## WHAT YOU ARE ASKED TO DO
Collect each line containing "CMPL".

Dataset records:
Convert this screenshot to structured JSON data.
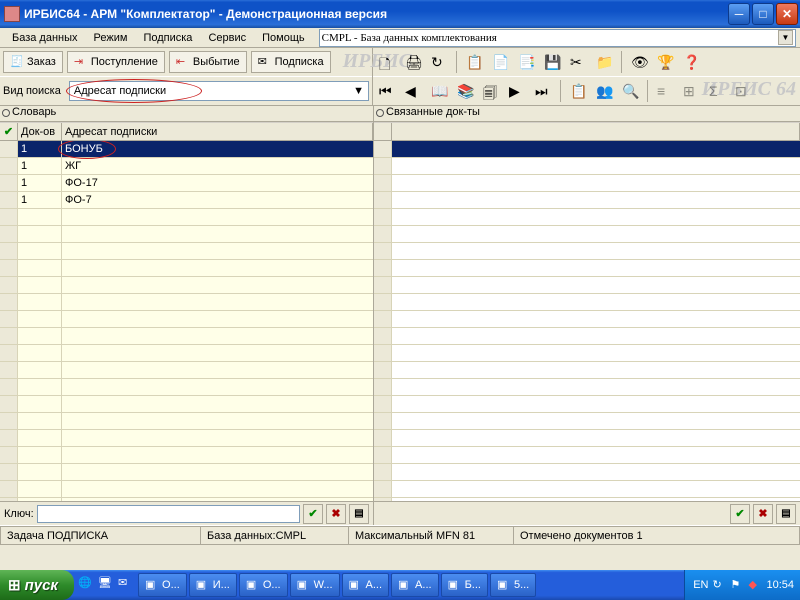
{
  "window": {
    "title": "ИРБИС64 - АРМ \"Комплектатор\" - Демонстрационная версия"
  },
  "menu": {
    "items": [
      "База данных",
      "Режим",
      "Подписка",
      "Сервис",
      "Помощь"
    ]
  },
  "db_selector": {
    "value": "CMPL - База данных комплектования"
  },
  "tabs": {
    "order_label": "Заказ",
    "receipt_label": "Поступление",
    "disposal_label": "Выбытие",
    "subscription_label": "Подписка"
  },
  "watermark": "ИРБИС 64",
  "search": {
    "label": "Вид поиска",
    "value": "Адресат подписки"
  },
  "left_pane": {
    "title": "Словарь",
    "columns": {
      "mark": "✔",
      "docov": "Док-ов",
      "addr": "Адресат подписки"
    },
    "rows": [
      {
        "docov": "1",
        "addr": "БОНУБ",
        "selected": true,
        "circled": true
      },
      {
        "docov": "1",
        "addr": "ЖГ"
      },
      {
        "docov": "1",
        "addr": "ФО-17"
      },
      {
        "docov": "1",
        "addr": "ФО-7"
      }
    ],
    "empty_rows": 18,
    "key_label": "Ключ:",
    "key_value": ""
  },
  "right_pane": {
    "title": "Связанные док-ты",
    "empty_rows": 22
  },
  "statusbar": {
    "task": "Задача ПОДПИСКА",
    "db": "База данных:CMPL",
    "maxmfn": "Максимальный MFN 81",
    "marked": "Отмечено документов 1"
  },
  "taskbar": {
    "start": "пуск",
    "buttons": [
      "O...",
      "И...",
      "О...",
      "W...",
      "А...",
      "А...",
      "Б...",
      "5..."
    ],
    "lang": "EN",
    "clock": "10:54"
  }
}
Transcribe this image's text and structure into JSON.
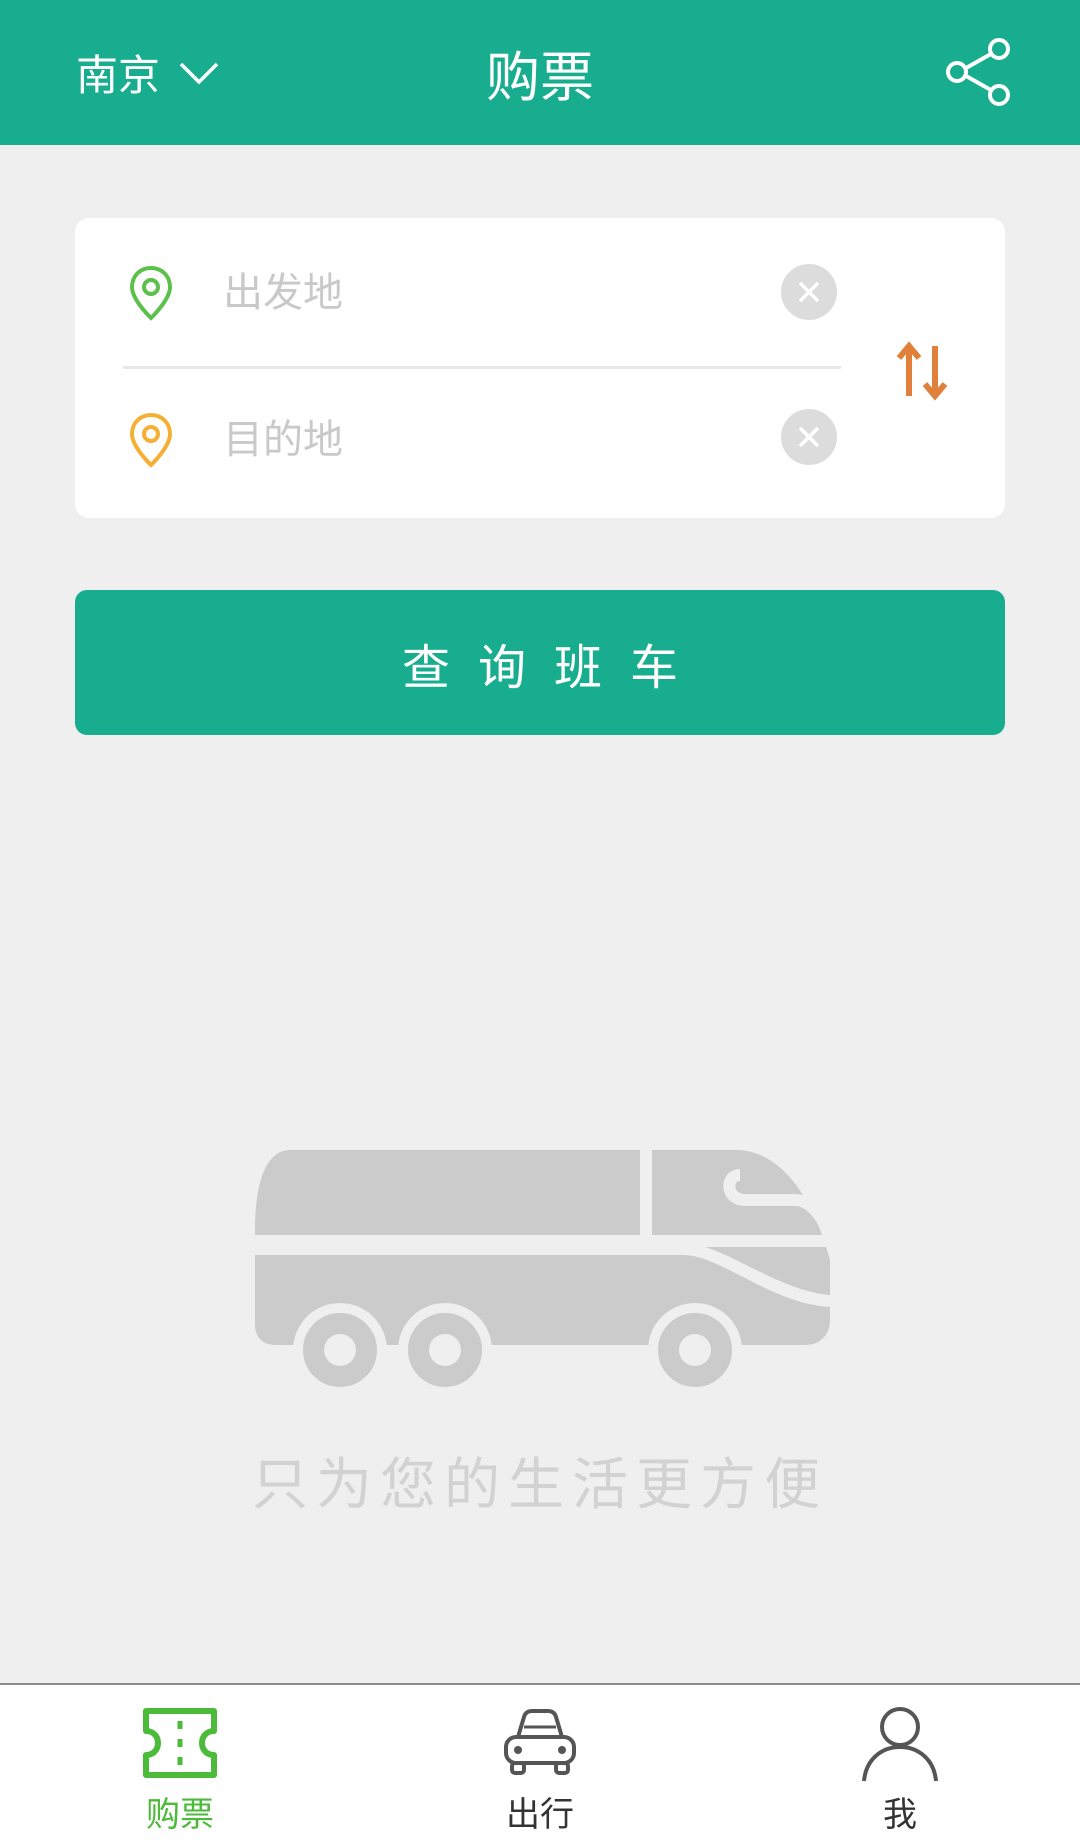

## COMPLETE ANSWER
    "value": "CMPL - База данных комплектования"
    "db": "База данных:CMPL",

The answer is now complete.